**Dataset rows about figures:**

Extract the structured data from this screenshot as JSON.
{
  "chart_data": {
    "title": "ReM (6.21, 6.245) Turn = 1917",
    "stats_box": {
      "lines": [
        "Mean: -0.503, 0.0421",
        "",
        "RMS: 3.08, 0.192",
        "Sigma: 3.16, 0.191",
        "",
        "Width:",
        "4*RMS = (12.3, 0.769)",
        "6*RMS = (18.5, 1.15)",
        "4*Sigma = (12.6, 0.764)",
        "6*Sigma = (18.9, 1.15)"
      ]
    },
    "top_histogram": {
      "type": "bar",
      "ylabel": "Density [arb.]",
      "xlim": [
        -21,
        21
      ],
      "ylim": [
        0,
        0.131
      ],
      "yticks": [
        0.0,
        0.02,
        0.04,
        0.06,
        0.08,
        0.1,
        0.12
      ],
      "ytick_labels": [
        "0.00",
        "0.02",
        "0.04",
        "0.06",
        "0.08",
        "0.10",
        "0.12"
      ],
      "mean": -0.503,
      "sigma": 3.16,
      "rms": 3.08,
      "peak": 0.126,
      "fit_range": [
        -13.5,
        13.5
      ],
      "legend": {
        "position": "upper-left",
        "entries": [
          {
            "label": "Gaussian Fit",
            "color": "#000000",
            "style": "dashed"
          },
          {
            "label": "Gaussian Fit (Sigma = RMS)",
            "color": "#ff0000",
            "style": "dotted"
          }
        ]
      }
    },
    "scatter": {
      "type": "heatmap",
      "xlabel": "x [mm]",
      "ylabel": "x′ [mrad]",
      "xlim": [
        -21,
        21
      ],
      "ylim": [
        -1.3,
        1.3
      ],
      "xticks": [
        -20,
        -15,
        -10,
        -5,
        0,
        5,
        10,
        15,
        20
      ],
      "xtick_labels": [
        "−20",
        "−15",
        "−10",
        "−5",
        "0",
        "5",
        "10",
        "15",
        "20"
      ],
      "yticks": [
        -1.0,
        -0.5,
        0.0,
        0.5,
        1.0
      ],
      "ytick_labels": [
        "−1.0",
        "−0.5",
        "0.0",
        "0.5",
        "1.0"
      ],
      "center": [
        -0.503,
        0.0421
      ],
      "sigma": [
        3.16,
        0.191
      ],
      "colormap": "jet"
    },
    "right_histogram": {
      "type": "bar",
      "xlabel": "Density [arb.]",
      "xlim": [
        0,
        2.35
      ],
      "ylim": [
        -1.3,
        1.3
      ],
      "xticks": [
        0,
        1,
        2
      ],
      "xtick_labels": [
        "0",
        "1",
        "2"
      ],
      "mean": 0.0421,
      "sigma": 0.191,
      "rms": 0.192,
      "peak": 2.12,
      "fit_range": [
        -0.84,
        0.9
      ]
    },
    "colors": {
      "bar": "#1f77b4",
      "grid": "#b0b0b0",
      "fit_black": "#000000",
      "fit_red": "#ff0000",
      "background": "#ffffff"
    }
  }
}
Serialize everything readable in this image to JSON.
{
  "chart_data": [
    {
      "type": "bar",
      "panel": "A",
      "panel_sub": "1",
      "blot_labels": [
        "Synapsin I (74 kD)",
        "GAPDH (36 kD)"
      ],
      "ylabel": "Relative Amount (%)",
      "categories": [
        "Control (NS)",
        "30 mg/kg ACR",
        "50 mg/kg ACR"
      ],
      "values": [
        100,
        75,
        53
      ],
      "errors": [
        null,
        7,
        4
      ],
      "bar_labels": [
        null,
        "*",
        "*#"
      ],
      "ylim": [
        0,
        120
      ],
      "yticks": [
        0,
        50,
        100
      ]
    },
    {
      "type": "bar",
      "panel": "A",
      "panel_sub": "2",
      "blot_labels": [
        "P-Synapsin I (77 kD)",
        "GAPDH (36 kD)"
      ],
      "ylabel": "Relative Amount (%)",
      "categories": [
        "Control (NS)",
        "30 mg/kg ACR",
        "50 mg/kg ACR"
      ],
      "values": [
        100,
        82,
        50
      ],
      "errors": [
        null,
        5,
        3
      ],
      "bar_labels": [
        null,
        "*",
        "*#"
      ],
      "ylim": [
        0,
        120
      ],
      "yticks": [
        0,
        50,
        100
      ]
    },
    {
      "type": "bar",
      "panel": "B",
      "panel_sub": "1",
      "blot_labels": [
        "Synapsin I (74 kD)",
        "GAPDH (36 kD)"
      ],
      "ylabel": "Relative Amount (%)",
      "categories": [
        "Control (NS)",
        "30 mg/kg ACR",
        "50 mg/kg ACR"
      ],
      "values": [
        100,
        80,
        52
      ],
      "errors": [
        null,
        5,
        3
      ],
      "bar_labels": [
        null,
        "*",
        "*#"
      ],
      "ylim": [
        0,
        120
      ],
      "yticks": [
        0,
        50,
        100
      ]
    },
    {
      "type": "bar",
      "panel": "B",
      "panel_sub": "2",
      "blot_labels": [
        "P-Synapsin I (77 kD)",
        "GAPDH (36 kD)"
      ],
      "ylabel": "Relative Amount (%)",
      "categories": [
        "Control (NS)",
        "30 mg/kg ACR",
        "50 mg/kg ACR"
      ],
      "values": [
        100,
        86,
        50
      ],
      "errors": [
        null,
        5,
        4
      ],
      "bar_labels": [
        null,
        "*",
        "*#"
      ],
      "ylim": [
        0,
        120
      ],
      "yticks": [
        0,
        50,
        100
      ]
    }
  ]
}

...

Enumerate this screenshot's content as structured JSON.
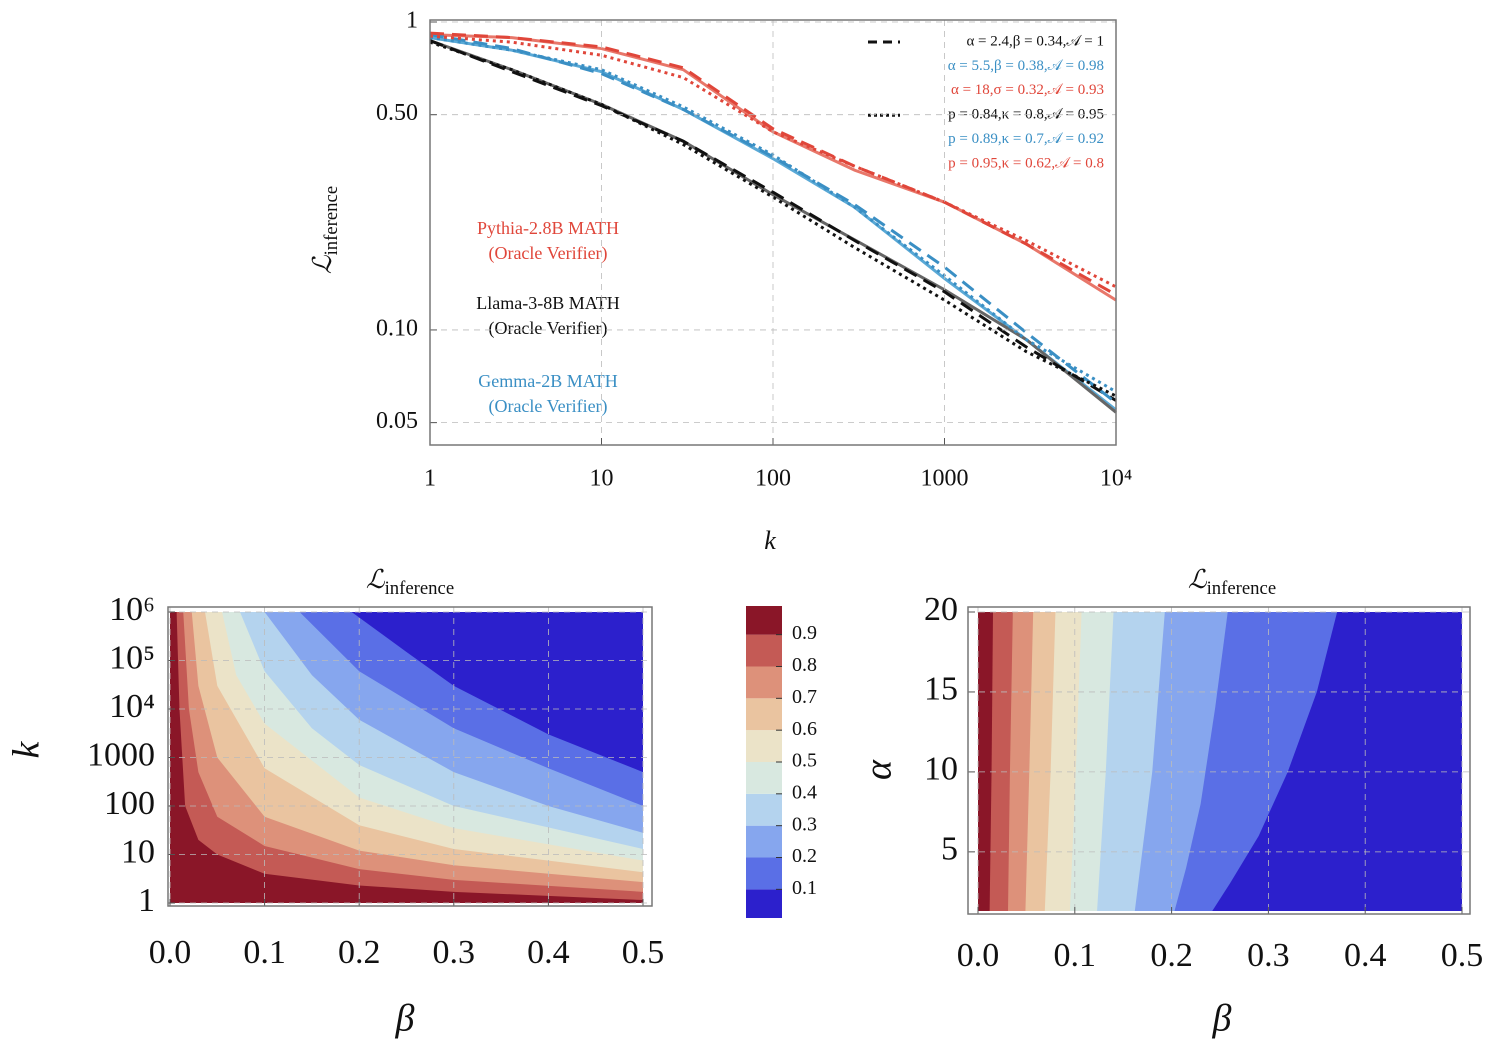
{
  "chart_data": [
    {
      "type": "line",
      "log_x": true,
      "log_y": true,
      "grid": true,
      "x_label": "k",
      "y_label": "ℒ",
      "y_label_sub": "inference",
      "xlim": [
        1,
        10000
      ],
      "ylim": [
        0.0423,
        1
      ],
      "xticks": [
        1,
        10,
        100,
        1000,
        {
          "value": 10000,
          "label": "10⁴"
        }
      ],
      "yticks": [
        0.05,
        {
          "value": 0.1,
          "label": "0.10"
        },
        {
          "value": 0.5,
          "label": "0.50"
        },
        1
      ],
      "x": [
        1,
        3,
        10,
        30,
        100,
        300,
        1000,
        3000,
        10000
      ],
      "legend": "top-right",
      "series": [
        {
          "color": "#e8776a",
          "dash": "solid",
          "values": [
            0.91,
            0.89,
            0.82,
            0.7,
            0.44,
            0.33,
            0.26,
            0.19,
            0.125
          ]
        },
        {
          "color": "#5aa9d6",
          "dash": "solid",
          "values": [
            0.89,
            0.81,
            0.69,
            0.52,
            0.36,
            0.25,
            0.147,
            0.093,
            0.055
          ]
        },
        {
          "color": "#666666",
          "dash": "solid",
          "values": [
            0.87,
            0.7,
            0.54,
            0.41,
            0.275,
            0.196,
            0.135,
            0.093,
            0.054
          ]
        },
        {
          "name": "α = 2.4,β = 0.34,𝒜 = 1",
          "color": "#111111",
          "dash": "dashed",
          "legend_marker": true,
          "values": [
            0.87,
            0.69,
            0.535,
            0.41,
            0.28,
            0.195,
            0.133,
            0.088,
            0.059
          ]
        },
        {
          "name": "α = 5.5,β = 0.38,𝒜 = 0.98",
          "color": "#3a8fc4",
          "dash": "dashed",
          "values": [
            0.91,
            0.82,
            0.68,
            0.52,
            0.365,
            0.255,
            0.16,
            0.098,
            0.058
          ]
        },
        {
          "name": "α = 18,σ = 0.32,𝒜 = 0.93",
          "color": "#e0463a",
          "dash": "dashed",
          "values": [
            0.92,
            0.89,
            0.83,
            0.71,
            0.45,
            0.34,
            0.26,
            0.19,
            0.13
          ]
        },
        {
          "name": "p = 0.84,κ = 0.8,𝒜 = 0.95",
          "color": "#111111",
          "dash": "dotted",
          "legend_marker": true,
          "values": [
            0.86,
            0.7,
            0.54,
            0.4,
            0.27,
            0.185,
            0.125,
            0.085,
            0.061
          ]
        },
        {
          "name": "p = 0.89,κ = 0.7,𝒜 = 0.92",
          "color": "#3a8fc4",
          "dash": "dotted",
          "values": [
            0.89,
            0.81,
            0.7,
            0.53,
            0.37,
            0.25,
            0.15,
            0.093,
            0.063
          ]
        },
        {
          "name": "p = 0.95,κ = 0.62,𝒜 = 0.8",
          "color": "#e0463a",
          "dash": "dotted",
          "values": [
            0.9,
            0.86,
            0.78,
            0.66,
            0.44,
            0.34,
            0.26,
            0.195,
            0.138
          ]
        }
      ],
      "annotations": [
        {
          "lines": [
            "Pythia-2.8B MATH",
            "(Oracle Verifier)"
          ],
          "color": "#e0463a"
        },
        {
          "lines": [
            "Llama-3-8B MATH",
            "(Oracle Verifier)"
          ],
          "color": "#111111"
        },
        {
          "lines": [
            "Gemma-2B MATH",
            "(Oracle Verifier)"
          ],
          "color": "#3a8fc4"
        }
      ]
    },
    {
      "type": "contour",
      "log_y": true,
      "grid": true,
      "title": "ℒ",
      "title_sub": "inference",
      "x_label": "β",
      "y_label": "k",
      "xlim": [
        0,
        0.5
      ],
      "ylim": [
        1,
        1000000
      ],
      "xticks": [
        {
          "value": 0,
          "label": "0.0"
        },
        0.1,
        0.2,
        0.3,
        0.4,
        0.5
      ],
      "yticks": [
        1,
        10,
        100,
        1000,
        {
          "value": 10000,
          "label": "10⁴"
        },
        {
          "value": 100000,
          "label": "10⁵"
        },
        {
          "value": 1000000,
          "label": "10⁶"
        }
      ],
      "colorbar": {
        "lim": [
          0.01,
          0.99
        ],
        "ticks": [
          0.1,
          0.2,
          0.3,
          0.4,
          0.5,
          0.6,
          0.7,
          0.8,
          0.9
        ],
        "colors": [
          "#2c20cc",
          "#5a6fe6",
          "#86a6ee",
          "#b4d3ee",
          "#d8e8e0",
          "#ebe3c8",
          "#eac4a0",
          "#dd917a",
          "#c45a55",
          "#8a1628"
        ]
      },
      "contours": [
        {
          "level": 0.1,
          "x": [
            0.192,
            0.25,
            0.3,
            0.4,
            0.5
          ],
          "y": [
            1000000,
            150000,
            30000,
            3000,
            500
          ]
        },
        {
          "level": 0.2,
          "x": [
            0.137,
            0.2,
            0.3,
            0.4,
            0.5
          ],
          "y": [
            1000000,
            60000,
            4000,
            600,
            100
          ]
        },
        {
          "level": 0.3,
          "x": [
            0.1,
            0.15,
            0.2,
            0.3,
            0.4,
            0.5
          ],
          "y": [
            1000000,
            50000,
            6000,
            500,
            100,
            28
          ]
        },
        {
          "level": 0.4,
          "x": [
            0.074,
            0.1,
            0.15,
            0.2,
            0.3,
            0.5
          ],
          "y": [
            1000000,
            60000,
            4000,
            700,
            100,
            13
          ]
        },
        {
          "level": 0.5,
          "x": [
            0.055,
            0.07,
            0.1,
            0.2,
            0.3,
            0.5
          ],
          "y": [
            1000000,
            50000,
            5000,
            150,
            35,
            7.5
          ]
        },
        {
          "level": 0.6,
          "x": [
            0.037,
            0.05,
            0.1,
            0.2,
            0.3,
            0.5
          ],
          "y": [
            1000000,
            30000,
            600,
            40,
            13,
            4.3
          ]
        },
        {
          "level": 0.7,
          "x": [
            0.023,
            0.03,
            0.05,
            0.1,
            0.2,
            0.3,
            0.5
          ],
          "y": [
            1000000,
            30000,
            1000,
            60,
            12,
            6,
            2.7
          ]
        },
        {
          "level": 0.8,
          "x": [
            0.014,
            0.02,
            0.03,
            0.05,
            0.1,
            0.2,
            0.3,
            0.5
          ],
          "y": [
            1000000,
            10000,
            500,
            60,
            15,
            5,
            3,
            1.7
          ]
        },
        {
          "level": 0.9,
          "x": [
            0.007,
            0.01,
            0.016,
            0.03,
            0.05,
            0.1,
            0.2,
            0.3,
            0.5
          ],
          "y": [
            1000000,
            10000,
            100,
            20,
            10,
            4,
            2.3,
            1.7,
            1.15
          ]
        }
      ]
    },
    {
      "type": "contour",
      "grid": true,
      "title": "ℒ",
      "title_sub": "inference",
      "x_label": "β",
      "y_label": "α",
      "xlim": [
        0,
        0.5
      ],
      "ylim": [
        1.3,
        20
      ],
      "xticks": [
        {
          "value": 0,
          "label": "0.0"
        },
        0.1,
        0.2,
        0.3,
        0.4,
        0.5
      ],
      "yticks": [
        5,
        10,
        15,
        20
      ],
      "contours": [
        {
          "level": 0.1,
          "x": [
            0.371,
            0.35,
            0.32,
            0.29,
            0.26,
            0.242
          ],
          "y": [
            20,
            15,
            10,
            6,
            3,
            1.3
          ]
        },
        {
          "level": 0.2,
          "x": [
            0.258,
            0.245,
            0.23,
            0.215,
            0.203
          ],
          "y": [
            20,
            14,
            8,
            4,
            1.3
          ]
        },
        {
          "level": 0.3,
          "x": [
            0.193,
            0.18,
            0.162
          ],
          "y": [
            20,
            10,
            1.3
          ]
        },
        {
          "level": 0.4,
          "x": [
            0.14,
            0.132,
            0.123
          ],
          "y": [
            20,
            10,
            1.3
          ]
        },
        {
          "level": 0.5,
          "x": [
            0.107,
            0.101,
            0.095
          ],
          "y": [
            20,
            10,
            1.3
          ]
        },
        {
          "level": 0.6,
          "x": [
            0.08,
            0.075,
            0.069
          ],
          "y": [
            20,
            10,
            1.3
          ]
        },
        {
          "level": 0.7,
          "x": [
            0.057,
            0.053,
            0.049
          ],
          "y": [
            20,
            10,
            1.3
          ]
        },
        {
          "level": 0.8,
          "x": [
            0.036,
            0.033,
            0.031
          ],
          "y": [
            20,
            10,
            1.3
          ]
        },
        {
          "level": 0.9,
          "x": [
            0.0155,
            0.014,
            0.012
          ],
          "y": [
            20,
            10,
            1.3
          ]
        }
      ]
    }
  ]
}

--

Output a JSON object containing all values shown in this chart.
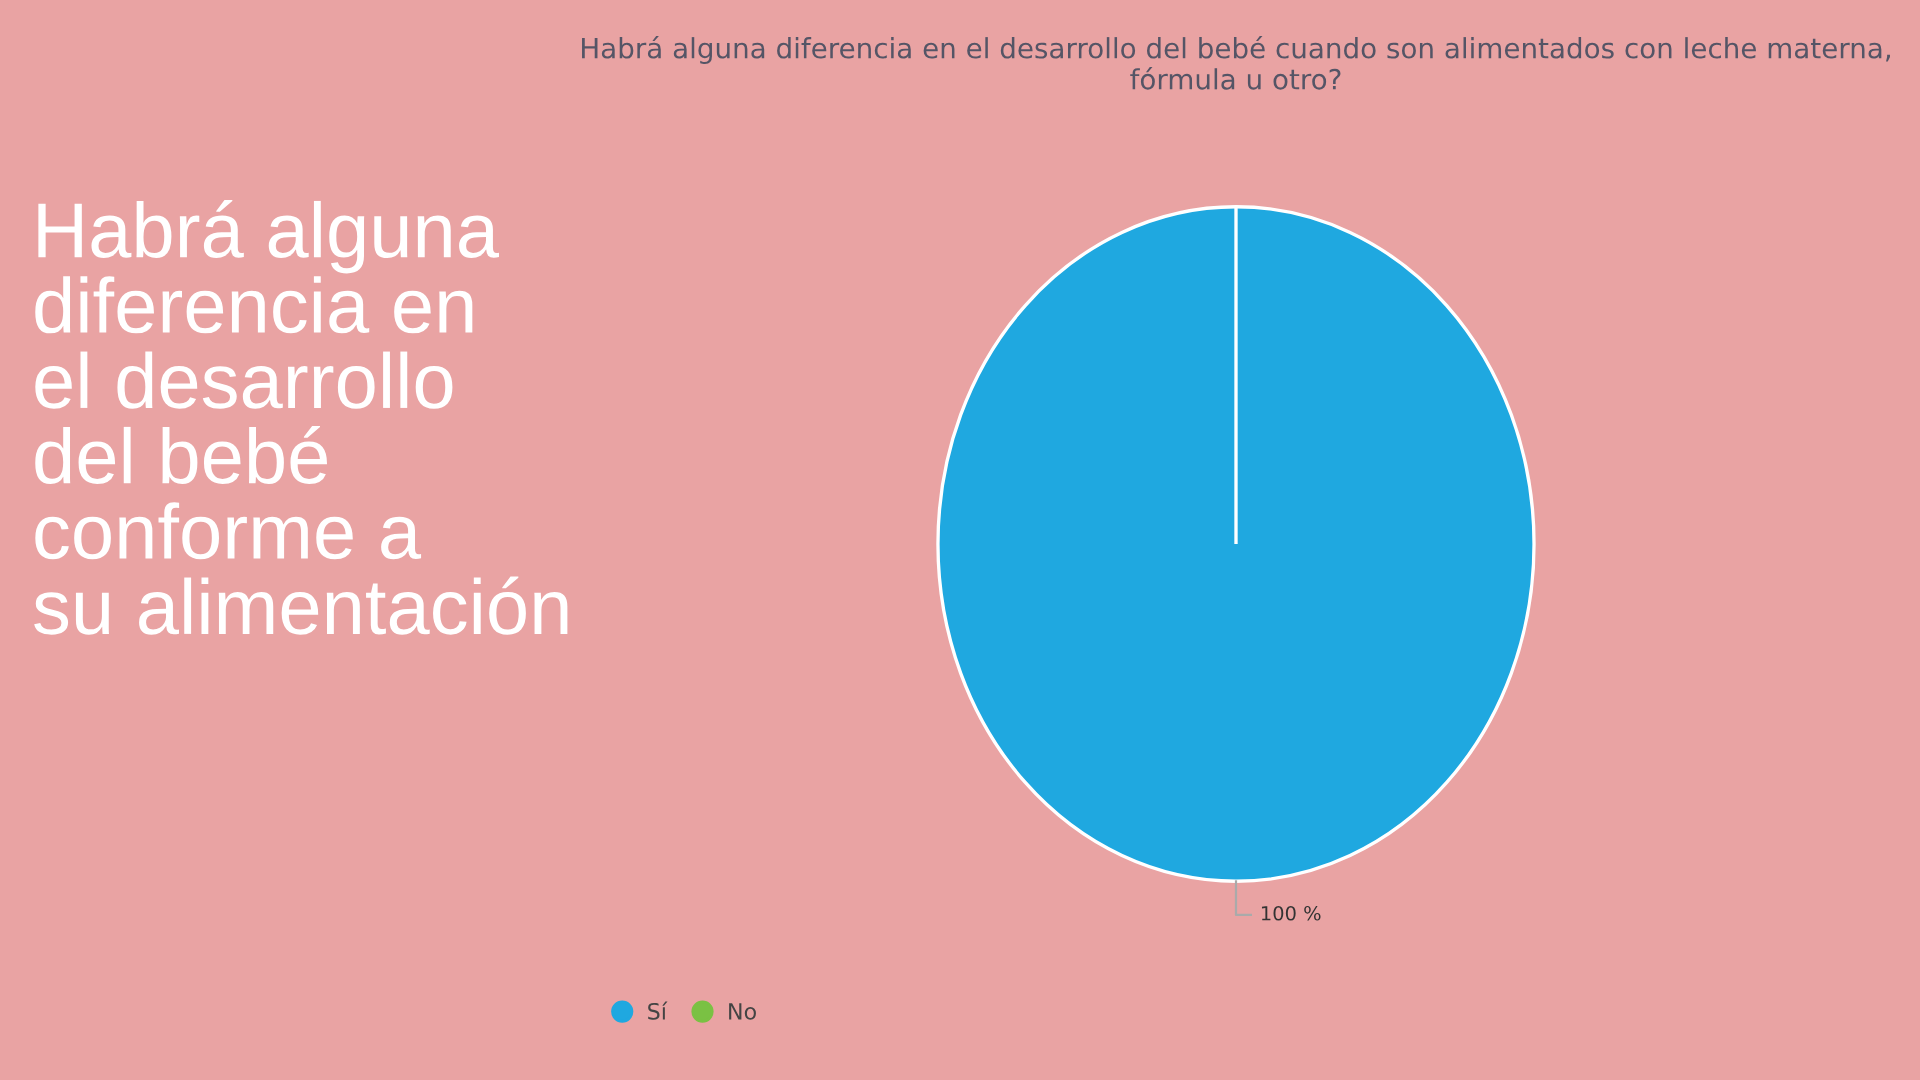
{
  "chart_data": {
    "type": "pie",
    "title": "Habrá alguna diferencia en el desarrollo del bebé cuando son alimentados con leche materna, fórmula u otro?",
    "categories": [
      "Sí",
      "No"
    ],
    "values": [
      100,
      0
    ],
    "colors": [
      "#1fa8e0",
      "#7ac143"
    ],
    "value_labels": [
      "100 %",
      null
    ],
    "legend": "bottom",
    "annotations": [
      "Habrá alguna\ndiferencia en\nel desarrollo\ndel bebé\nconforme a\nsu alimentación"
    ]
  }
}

**Exercise requirements:** Collect the lines that hold "screenshot".

**Exercise solution:**
Extract the structured data from this screenshot as JSON.
Enumerate this screenshot's content as structured JSON.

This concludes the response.